━━━ TASK INPUTS
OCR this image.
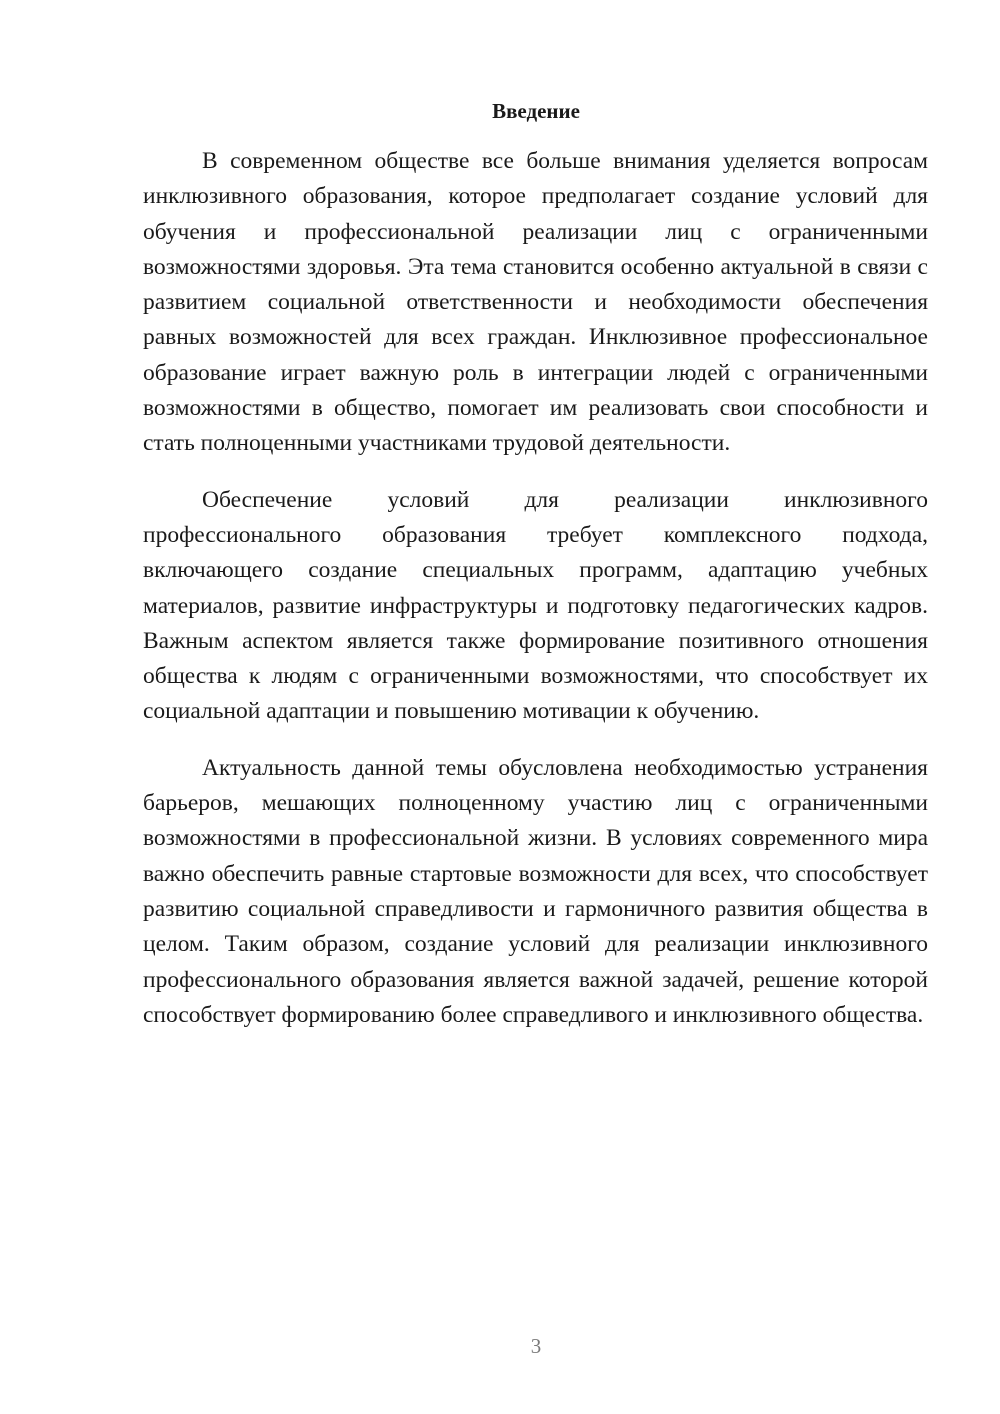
Введение

В современном обществе все больше внимания уделяется вопросам инклюзивного образования, которое предполагает создание условий для обучения и профессиональной реализации лиц с ограниченными возможностями здоровья. Эта тема становится особенно актуальной в связи с развитием социальной ответственности и необходимости обеспечения равных возможностей для всех граждан. Инклюзивное профессиональное образование играет важную роль в интеграции людей с ограниченными возможностями в общество, помогает им реализовать свои способности и стать полноценными участниками трудовой деятельности.

Обеспечение условий для реализации инклюзивного профессионального образования требует комплексного подхода, включающего создание специальных программ, адаптацию учебных материалов, развитие инфраструктуры и подготовку педагогических кадров. Важным аспектом является также формирование позитивного отношения общества к людям с ограниченными возможностями, что способствует их социальной адаптации и повышению мотивации к обучению.

Актуальность данной темы обусловлена необходимостью устранения барьеров, мешающих полноценному участию лиц с ограниченными возможностями в профессиональной жизни. В условиях современного мира важно обеспечить равные стартовые возможности для всех, что способствует развитию социальной справедливости и гармоничного развития общества в целом. Таким образом, создание условий для реализации инклюзивного профессионального образования является важной задачей, решение которой способствует формированию более справедливого и инклюзивного общества.

3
━━━━━━
### TASK TO COMPLETE
Repeat the listing in full and exactly. Do not include any images.

### RESPONSE TO THE EXERCISE
OCR this image.
Введение

В современном обществе все больше внимания уделяется вопросам инклюзивного образования, которое предполагает создание условий для обучения и профессиональной реализации лиц с ограниченными возможностями здоровья. Эта тема становится особенно актуальной в связи с развитием социальной ответственности и необходимости обеспечения равных возможностей для всех граждан. Инклюзивное профессиональное образование играет важную роль в интеграции людей с ограниченными возможностями в общество, помогает им реализовать свои способности и стать полноценными участниками трудовой деятельности.

Обеспечение условий для реализации инклюзивного профессионального образования требует комплексного подхода, включающего создание специальных программ, адаптацию учебных материалов, развитие инфраструктуры и подготовку педагогических кадров. Важным аспектом является также формирование позитивного отношения общества к людям с ограниченными возможностями, что способствует их социальной адаптации и повышению мотивации к обучению.

Актуальность данной темы обусловлена необходимостью устранения барьеров, мешающих полноценному участию лиц с ограниченными возможностями в профессиональной жизни. В условиях современного мира важно обеспечить равные стартовые возможности для всех, что способствует развитию социальной справедливости и гармоничного развития общества в целом. Таким образом, создание условий для реализации инклюзивного профессионального образования является важной задачей, решение которой способствует формированию более справедливого и инклюзивного общества.

3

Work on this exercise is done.